**INPUT MATERIAL**:
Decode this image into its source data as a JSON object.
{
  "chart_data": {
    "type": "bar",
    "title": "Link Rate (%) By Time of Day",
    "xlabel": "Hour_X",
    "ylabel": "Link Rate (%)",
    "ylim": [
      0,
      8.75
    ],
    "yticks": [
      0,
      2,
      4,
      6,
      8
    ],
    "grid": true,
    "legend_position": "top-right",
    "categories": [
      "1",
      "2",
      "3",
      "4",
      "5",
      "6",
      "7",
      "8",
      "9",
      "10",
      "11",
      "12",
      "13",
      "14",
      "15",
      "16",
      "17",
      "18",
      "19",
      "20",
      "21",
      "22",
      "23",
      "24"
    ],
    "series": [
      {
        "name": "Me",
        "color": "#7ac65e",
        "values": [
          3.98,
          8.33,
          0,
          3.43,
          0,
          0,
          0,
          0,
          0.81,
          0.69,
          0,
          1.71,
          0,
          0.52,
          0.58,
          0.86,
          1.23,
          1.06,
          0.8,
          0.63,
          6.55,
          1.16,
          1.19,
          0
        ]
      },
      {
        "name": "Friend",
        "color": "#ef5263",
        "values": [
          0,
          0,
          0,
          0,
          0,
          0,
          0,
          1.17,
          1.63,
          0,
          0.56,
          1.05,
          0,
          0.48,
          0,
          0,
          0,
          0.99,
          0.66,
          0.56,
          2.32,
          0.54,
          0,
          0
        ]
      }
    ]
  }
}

--

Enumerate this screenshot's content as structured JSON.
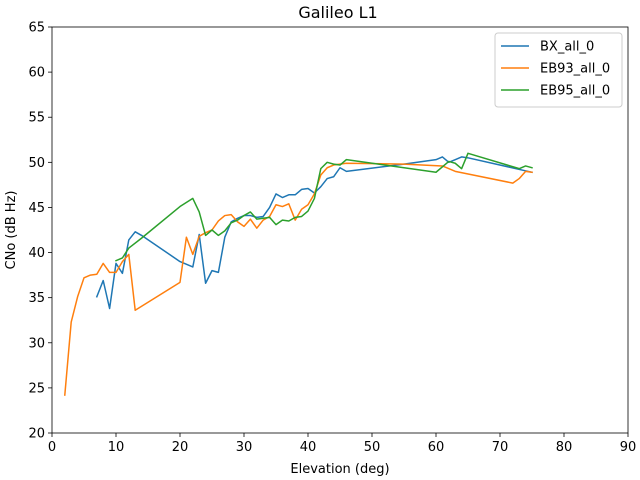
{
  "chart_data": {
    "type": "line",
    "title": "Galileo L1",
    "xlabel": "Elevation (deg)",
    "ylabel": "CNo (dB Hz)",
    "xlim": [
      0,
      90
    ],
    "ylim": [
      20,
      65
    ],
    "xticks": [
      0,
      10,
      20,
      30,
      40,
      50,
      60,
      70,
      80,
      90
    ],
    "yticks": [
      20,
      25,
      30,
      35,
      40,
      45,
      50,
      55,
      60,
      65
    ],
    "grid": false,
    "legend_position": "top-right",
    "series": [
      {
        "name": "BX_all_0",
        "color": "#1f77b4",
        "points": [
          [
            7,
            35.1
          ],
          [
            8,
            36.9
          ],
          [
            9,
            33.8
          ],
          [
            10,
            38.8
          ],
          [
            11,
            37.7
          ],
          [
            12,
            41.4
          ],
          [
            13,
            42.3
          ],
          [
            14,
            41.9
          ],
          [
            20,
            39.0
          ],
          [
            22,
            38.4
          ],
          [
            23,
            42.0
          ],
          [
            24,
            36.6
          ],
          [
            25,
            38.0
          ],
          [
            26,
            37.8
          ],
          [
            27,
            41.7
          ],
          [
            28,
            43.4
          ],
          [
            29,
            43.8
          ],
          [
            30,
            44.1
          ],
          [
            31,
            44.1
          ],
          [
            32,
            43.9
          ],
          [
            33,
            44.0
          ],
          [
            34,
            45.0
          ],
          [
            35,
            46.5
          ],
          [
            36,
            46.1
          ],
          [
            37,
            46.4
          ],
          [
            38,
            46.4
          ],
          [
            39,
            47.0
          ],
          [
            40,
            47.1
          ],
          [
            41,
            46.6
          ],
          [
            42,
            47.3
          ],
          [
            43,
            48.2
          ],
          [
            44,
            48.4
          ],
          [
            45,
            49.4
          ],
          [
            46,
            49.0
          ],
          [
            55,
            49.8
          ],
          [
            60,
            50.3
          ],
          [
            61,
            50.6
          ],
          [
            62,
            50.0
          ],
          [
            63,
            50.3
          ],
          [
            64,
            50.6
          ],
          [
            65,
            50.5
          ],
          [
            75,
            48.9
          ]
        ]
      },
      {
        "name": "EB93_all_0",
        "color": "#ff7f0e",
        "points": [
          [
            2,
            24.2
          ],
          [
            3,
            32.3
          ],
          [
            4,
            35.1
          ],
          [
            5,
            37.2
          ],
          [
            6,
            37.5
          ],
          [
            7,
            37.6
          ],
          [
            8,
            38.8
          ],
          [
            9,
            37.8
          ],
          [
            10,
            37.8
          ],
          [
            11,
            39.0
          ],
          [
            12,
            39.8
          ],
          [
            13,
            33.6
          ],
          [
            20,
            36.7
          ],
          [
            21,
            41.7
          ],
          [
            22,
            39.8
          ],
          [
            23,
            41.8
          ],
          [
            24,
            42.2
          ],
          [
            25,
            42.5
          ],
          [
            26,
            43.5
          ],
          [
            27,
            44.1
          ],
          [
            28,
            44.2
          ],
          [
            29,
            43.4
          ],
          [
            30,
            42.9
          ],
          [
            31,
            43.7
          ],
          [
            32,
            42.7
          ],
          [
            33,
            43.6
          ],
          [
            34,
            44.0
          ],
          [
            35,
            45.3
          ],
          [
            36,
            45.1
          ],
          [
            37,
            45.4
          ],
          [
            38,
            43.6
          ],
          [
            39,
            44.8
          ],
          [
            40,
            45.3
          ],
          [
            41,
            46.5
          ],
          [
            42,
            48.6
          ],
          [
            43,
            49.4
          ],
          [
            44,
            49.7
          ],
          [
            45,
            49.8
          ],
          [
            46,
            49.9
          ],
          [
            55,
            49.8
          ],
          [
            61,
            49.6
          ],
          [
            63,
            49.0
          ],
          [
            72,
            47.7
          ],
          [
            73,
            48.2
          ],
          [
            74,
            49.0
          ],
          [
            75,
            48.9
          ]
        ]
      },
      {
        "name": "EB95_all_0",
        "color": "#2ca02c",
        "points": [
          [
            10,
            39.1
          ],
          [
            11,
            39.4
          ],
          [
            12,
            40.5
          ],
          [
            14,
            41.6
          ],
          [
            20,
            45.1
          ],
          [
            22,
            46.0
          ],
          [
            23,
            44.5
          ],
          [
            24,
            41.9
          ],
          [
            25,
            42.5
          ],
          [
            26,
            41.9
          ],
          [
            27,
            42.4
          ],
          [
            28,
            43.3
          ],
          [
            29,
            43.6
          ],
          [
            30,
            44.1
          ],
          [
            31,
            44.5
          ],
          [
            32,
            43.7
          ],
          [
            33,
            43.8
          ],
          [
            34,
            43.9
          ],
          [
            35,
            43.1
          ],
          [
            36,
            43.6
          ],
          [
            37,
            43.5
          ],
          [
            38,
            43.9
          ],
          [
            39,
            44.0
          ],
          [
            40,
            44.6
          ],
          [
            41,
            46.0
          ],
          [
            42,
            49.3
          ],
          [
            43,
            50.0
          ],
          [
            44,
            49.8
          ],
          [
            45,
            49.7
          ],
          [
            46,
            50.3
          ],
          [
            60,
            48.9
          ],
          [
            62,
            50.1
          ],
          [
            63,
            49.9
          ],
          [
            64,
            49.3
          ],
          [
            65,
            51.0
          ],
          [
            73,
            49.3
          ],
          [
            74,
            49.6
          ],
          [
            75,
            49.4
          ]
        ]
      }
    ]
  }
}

**TASK GOAL**:
Scan the material and collect every line that contains "Link".

**CORRECT RESULT**:
    "title": "Link Rate (%) By Time of Day",
    "ylabel": "Link Rate (%)",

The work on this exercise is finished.